*EXERCISE REQUIREMENTS*.
Transcribe the material below exactly as it appears.

*Data records*.

#####

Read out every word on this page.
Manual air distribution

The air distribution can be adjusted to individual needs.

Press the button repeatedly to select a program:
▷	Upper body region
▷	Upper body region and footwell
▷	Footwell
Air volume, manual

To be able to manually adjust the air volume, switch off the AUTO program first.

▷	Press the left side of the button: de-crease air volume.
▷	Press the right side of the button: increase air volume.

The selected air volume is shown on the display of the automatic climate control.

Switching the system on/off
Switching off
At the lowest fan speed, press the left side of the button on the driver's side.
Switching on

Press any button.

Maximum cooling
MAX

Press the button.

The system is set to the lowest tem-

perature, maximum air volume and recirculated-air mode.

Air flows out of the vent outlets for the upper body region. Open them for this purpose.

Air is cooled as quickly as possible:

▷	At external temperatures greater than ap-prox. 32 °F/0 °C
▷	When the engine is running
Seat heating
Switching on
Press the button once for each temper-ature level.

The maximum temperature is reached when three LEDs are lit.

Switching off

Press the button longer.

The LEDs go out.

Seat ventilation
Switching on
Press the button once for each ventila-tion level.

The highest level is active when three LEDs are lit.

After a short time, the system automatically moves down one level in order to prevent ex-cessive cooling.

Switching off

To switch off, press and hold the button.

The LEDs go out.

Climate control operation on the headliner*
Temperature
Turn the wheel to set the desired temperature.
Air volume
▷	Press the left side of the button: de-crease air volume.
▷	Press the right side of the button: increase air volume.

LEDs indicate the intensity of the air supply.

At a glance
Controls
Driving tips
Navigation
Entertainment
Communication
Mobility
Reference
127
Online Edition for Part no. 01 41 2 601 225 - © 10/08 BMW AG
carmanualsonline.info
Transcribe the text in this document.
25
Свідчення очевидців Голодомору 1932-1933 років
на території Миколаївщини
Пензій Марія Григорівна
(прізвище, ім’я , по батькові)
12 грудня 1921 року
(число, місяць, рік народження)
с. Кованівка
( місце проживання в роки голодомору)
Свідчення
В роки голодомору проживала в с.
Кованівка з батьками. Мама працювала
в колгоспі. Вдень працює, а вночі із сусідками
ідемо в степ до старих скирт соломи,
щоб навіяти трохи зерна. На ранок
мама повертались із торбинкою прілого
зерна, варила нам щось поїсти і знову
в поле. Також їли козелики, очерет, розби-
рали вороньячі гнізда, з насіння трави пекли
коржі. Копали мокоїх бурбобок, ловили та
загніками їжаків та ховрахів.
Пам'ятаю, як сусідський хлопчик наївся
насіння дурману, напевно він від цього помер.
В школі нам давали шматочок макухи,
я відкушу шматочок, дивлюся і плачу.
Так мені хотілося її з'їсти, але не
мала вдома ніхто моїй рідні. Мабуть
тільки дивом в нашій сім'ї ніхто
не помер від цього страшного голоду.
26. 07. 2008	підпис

#####

*SOLUTION TO THE PROBLEM*.
Read out every word on this page.
Manual air distribution

The air distribution can be adjusted to individual needs.

Press the button repeatedly to select a program:
▷	Upper body region
▷	Upper body region and footwell
▷	Footwell
Air volume, manual

To be able to manually adjust the air volume, switch off the AUTO program first.

▷	Press the left side of the button: de-crease air volume.
▷	Press the right side of the button: increase air volume.

The selected air volume is shown on the display of the automatic climate control.

Switching the system on/off
Switching off
At the lowest fan speed, press the left side of the button on the driver's side.
Switching on

Press any button.

Maximum cooling
MAX

Press the button.

The system is set to the lowest tem-

perature, maximum air volume and recirculated-air mode.

Air flows out of the vent outlets for the upper body region. Open them for this purpose.

Air is cooled as quickly as possible:

▷	At external temperatures greater than ap-prox. 32 °F/0 °C
▷	When the engine is running
Seat heating
Switching on
Press the button once for each temper-ature level.

The maximum temperature is reached when three LEDs are lit.

Switching off

Press the button longer.

The LEDs go out.

Seat ventilation
Switching on
Press the button once for each ventila-tion level.

The highest level is active when three LEDs are lit.

After a short time, the system automatically moves down one level in order to prevent ex-cessive cooling.

Switching off

To switch off, press and hold the button.

The LEDs go out.

Climate control operation on the headliner*
Temperature
Turn the wheel to set the desired temperature.
Air volume
▷	Press the left side of the button: de-crease air volume.
▷	Press the right side of the button: increase air volume.

LEDs indicate the intensity of the air supply.

At a glance
Controls
Driving tips
Navigation
Entertainment
Communication
Mobility
Reference
127
Online Edition for Part no. 01 41 2 601 225 - © 10/08 BMW AG
carmanualsonline.info
Transcribe the text in this document.
25
Свідчення очевидців Голодомору 1932-1933 років
на території Миколаївщини
Пензій Марія Григорівна
(прізвище, ім’я , по батькові)
12 грудня 1921 року
(число, місяць, рік народження)
с. Кованівка
( місце проживання в роки голодомору)
Свідчення
В роки голодомору проживала в с.
Кованівка з батьками. Мама працювала
в колгоспі. Вдень працює, а вночі із сусідками
ідемо в степ до старих скирт соломи,
щоб навіяти трохи зерна. На ранок
мама повертались із торбинкою прілого
зерна, варила нам щось поїсти і знову
в поле. Також їли козелики, очерет, розби-
рали вороньячі гнізда, з насіння трави пекли
коржі. Копали мокоїх бурбобок, ловили та
загніками їжаків та ховрахів.
Пам'ятаю, як сусідський хлопчик наївся
насіння дурману, напевно він від цього помер.
В школі нам давали шматочок макухи,
я відкушу шматочок, дивлюся і плачу.
Так мені хотілося її з'їсти, але не
мала вдома ніхто моїй рідні. Мабуть
тільки дивом в нашій сім'ї ніхто
не помер від цього страшного голоду.
26. 07. 2008	підпис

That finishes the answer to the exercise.